_Data extracted from a collection_:
-=-=-

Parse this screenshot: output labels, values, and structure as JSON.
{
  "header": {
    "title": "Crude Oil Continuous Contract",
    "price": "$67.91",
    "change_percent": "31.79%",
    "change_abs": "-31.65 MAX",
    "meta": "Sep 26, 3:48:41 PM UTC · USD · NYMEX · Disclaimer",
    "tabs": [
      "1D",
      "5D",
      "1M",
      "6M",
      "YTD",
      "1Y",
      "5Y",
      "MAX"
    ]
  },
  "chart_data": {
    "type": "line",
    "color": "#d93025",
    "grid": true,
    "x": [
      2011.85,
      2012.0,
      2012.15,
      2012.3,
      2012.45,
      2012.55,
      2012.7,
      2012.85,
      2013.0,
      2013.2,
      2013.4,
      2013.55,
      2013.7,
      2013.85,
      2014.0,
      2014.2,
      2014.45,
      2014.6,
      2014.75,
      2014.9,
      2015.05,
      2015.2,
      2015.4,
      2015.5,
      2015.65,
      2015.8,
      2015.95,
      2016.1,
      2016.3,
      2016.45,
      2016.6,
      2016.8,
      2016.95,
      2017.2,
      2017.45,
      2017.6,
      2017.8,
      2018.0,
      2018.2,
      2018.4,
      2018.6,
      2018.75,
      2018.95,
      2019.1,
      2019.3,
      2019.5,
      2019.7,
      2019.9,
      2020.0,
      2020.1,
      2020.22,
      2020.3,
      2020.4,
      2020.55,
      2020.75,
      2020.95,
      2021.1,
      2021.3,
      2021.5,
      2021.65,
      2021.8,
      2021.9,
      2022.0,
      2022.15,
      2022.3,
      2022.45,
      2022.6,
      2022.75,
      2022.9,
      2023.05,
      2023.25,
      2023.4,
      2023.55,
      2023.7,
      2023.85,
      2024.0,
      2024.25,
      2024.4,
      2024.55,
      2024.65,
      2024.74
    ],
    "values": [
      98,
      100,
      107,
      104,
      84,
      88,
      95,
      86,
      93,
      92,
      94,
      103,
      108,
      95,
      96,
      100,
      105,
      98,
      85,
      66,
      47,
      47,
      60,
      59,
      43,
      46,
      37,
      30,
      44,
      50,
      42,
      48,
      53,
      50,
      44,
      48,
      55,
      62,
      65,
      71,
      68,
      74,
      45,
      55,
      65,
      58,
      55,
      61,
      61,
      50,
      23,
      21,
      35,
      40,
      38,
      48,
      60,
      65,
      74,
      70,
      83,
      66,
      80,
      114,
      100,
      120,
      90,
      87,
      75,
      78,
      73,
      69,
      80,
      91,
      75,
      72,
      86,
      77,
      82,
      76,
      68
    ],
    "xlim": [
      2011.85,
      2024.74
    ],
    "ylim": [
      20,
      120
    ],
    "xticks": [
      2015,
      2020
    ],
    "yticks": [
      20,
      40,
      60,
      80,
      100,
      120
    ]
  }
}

-=-=-

_Written instruction_:
Show every line from the listing above in which the string "values" appears.

_Exercise solution_:
Parse this screenshot: output labels, values, and structure as JSON.
    "values": [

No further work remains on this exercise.